# START OF Available records

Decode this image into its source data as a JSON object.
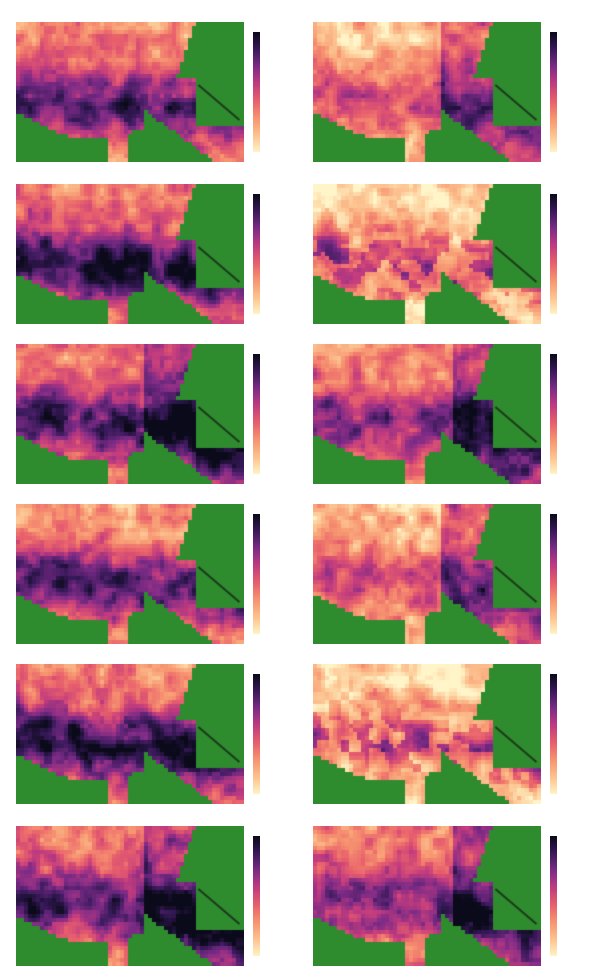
{
  "figure": {
    "rows": 6,
    "cols": 2,
    "ocean_color": "#2e8b2e",
    "colormap": [
      "#fff5c8",
      "#fcc390",
      "#f79470",
      "#e8606c",
      "#c23c7e",
      "#7d2b86",
      "#3a1a5c",
      "#0a0a1a"
    ]
  },
  "panels": [
    {
      "title1": "",
      "title2": "",
      "pattern": 0,
      "tick_labels": [
        "",
        "",
        "",
        ""
      ]
    },
    {
      "title1": "",
      "title2": "",
      "pattern": 1,
      "tick_labels": [
        "",
        "",
        "",
        ""
      ]
    },
    {
      "title1": "",
      "title2": "",
      "pattern": 2,
      "tick_labels": [
        "",
        "",
        "",
        ""
      ]
    },
    {
      "title1": "",
      "title2": "",
      "pattern": 3,
      "tick_labels": [
        "",
        "",
        "",
        ""
      ]
    },
    {
      "title1": "",
      "title2": "",
      "pattern": 4,
      "tick_labels": [
        "",
        "",
        "",
        ""
      ]
    },
    {
      "title1": "",
      "title2": "",
      "pattern": 5,
      "tick_labels": [
        "",
        "",
        "",
        ""
      ]
    },
    {
      "title1": "",
      "title2": "",
      "pattern": 6,
      "tick_labels": [
        "",
        "",
        "",
        ""
      ]
    },
    {
      "title1": "",
      "title2": "",
      "pattern": 7,
      "tick_labels": [
        "",
        "",
        "",
        ""
      ]
    },
    {
      "title1": "",
      "title2": "",
      "pattern": 8,
      "tick_labels": [
        "",
        "",
        "",
        ""
      ]
    },
    {
      "title1": "",
      "title2": "",
      "pattern": 9,
      "tick_labels": [
        "",
        "",
        "",
        ""
      ]
    },
    {
      "title1": "",
      "title2": "",
      "pattern": 10,
      "tick_labels": [
        "",
        "",
        "",
        ""
      ]
    },
    {
      "title1": "",
      "title2": "",
      "pattern": 11,
      "tick_labels": [
        "",
        "",
        "",
        ""
      ]
    }
  ]
}
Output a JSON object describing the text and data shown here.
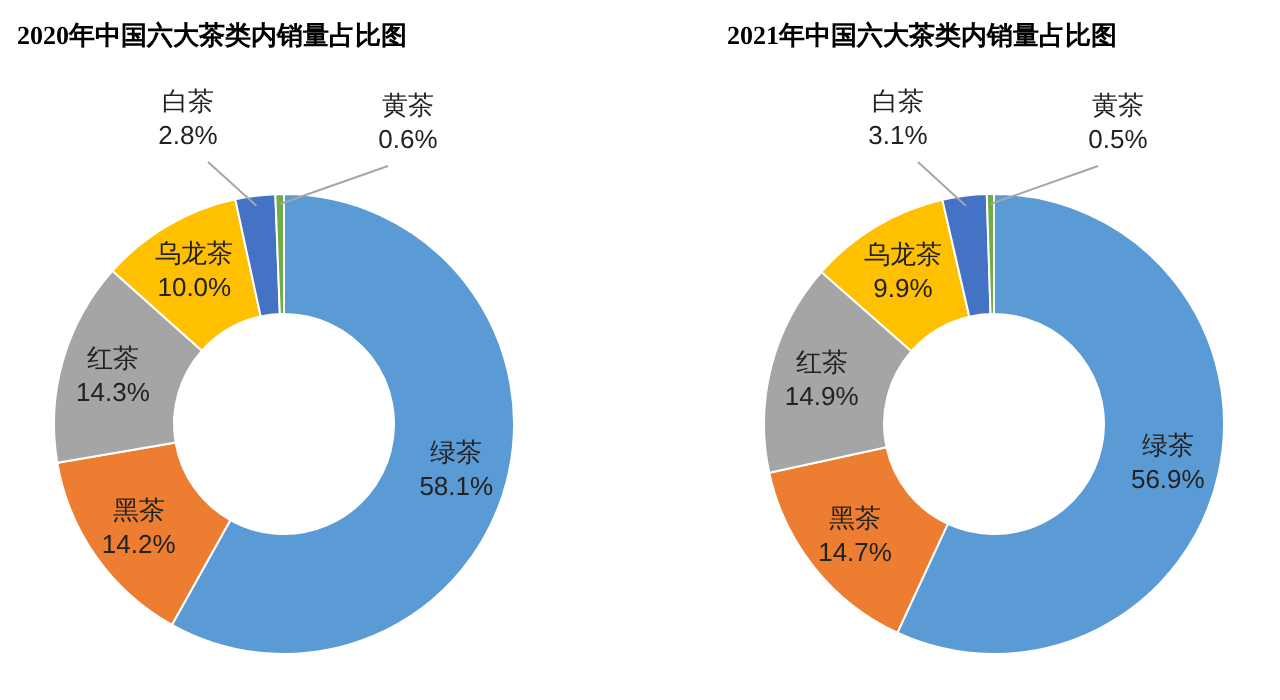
{
  "chart_data": [
    {
      "type": "donut",
      "title": "2020年中国六大茶类内销量占比图",
      "categories": [
        "绿茶",
        "黑茶",
        "红茶",
        "乌龙茶",
        "白茶",
        "黄茶"
      ],
      "values": [
        58.1,
        14.2,
        14.3,
        10.0,
        2.8,
        0.6
      ],
      "value_labels": [
        "58.1%",
        "14.2%",
        "14.3%",
        "10.0%",
        "2.8%",
        "0.6%"
      ],
      "colors": [
        "#5b9bd5",
        "#ed7d31",
        "#a5a5a5",
        "#ffc000",
        "#4472c4",
        "#70ad47"
      ]
    },
    {
      "type": "donut",
      "title": "2021年中国六大茶类内销量占比图",
      "categories": [
        "绿茶",
        "黑茶",
        "红茶",
        "乌龙茶",
        "白茶",
        "黄茶"
      ],
      "values": [
        56.9,
        14.7,
        14.9,
        9.9,
        3.1,
        0.5
      ],
      "value_labels": [
        "56.9%",
        "14.7%",
        "14.9%",
        "9.9%",
        "3.1%",
        "0.5%"
      ],
      "colors": [
        "#5b9bd5",
        "#ed7d31",
        "#a5a5a5",
        "#ffc000",
        "#4472c4",
        "#70ad47"
      ]
    }
  ]
}
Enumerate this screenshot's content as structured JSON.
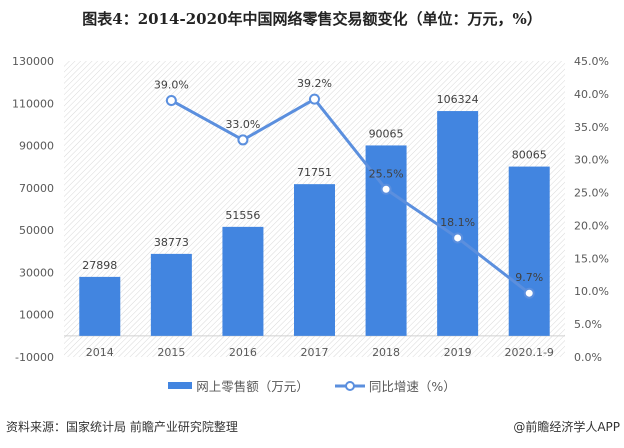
{
  "title": "图表4：2014-2020年中国网络零售交易额变化（单位：万元，%）",
  "chart_data": {
    "type": "bar",
    "categories": [
      "2014",
      "2015",
      "2016",
      "2017",
      "2018",
      "2019",
      "2020.1-9"
    ],
    "series": [
      {
        "name": "网上零售额（万元）",
        "type": "bar",
        "axis": "left",
        "color": "#4285e0",
        "values": [
          27898,
          38773,
          51556,
          71751,
          90065,
          106324,
          80065
        ],
        "labels": [
          "27898",
          "38773",
          "51556",
          "71751",
          "90065",
          "106324",
          "80065"
        ]
      },
      {
        "name": "同比增速（%）",
        "type": "line",
        "axis": "right",
        "color": "#5b8fde",
        "values": [
          null,
          39.0,
          33.0,
          39.2,
          25.5,
          18.1,
          9.7
        ],
        "labels": [
          "",
          "39.0%",
          "33.0%",
          "39.2%",
          "25.5%",
          "18.1%",
          "9.7%"
        ]
      }
    ],
    "left_axis": {
      "ylim": [
        -10000,
        130000
      ],
      "ticks": [
        "-10000",
        "10000",
        "30000",
        "50000",
        "70000",
        "90000",
        "110000",
        "130000"
      ]
    },
    "right_axis": {
      "ylim": [
        0,
        45
      ],
      "ticks": [
        "0.0%",
        "5.0%",
        "10.0%",
        "15.0%",
        "20.0%",
        "25.0%",
        "30.0%",
        "35.0%",
        "40.0%",
        "45.0%"
      ]
    },
    "legend_position": "bottom"
  },
  "legend": {
    "bar": "网上零售额（万元）",
    "line": "同比增速（%）"
  },
  "source": "资料来源：国家统计局 前瞻产业研究院整理",
  "credit": "@前瞻经济学人APP"
}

# END OF Available records

» **What to produce**
From start to finish, output the listing exactly, but omit its pictures.

» **Answer to the task**
Decode this image into its source data as a JSON object.
{
  "figure": {
    "rows": 6,
    "cols": 2,
    "ocean_color": "#2e8b2e",
    "colormap": [
      "#fff5c8",
      "#fcc390",
      "#f79470",
      "#e8606c",
      "#c23c7e",
      "#7d2b86",
      "#3a1a5c",
      "#0a0a1a"
    ]
  },
  "panels": [
    {
      "title1": "",
      "title2": "",
      "pattern": 0,
      "tick_labels": [
        "",
        "",
        "",
        ""
      ]
    },
    {
      "title1": "",
      "title2": "",
      "pattern": 1,
      "tick_labels": [
        "",
        "",
        "",
        ""
      ]
    },
    {
      "title1": "",
      "title2": "",
      "pattern": 2,
      "tick_labels": [
        "",
        "",
        "",
        ""
      ]
    },
    {
      "title1": "",
      "title2": "",
      "pattern": 3,
      "tick_labels": [
        "",
        "",
        "",
        ""
      ]
    },
    {
      "title1": "",
      "title2": "",
      "pattern": 4,
      "tick_labels": [
        "",
        "",
        "",
        ""
      ]
    },
    {
      "title1": "",
      "title2": "",
      "pattern": 5,
      "tick_labels": [
        "",
        "",
        "",
        ""
      ]
    },
    {
      "title1": "",
      "title2": "",
      "pattern": 6,
      "tick_labels": [
        "",
        "",
        "",
        ""
      ]
    },
    {
      "title1": "",
      "title2": "",
      "pattern": 7,
      "tick_labels": [
        "",
        "",
        "",
        ""
      ]
    },
    {
      "title1": "",
      "title2": "",
      "pattern": 8,
      "tick_labels": [
        "",
        "",
        "",
        ""
      ]
    },
    {
      "title1": "",
      "title2": "",
      "pattern": 9,
      "tick_labels": [
        "",
        "",
        "",
        ""
      ]
    },
    {
      "title1": "",
      "title2": "",
      "pattern": 10,
      "tick_labels": [
        "",
        "",
        "",
        ""
      ]
    },
    {
      "title1": "",
      "title2": "",
      "pattern": 11,
      "tick_labels": [
        "",
        "",
        "",
        ""
      ]
    }
  ]
}
Output a JSON object describing the text and data shown here.
{
  "chart_data": [
    {
      "type": "donut",
      "title": "2020年中国六大茶类内销量占比图",
      "categories": [
        "绿茶",
        "黑茶",
        "红茶",
        "乌龙茶",
        "白茶",
        "黄茶"
      ],
      "values": [
        58.1,
        14.2,
        14.3,
        10.0,
        2.8,
        0.6
      ],
      "value_labels": [
        "58.1%",
        "14.2%",
        "14.3%",
        "10.0%",
        "2.8%",
        "0.6%"
      ],
      "colors": [
        "#5b9bd5",
        "#ed7d31",
        "#a5a5a5",
        "#ffc000",
        "#4472c4",
        "#70ad47"
      ]
    },
    {
      "type": "donut",
      "title": "2021年中国六大茶类内销量占比图",
      "categories": [
        "绿茶",
        "黑茶",
        "红茶",
        "乌龙茶",
        "白茶",
        "黄茶"
      ],
      "values": [
        56.9,
        14.7,
        14.9,
        9.9,
        3.1,
        0.5
      ],
      "value_labels": [
        "56.9%",
        "14.7%",
        "14.9%",
        "9.9%",
        "3.1%",
        "0.5%"
      ],
      "colors": [
        "#5b9bd5",
        "#ed7d31",
        "#a5a5a5",
        "#ffc000",
        "#4472c4",
        "#70ad47"
      ]
    }
  ]
}
Enumerate this screenshot's content as structured JSON.
{
  "title": "图表4：2014-2020年中国网络零售交易额变化（单位：万元，%）",
  "chart_data": {
    "type": "bar",
    "categories": [
      "2014",
      "2015",
      "2016",
      "2017",
      "2018",
      "2019",
      "2020.1-9"
    ],
    "series": [
      {
        "name": "网上零售额（万元）",
        "type": "bar",
        "axis": "left",
        "color": "#4285e0",
        "values": [
          27898,
          38773,
          51556,
          71751,
          90065,
          106324,
          80065
        ],
        "labels": [
          "27898",
          "38773",
          "51556",
          "71751",
          "90065",
          "106324",
          "80065"
        ]
      },
      {
        "name": "同比增速（%）",
        "type": "line",
        "axis": "right",
        "color": "#5b8fde",
        "values": [
          null,
          39.0,
          33.0,
          39.2,
          25.5,
          18.1,
          9.7
        ],
        "labels": [
          "",
          "39.0%",
          "33.0%",
          "39.2%",
          "25.5%",
          "18.1%",
          "9.7%"
        ]
      }
    ],
    "left_axis": {
      "ylim": [
        -10000,
        130000
      ],
      "ticks": [
        "-10000",
        "10000",
        "30000",
        "50000",
        "70000",
        "90000",
        "110000",
        "130000"
      ]
    },
    "right_axis": {
      "ylim": [
        0,
        45
      ],
      "ticks": [
        "0.0%",
        "5.0%",
        "10.0%",
        "15.0%",
        "20.0%",
        "25.0%",
        "30.0%",
        "35.0%",
        "40.0%",
        "45.0%"
      ]
    },
    "legend_position": "bottom"
  },
  "legend": {
    "bar": "网上零售额（万元）",
    "line": "同比增速（%）"
  },
  "source": "资料来源：国家统计局 前瞻产业研究院整理",
  "credit": "@前瞻经济学人APP"
}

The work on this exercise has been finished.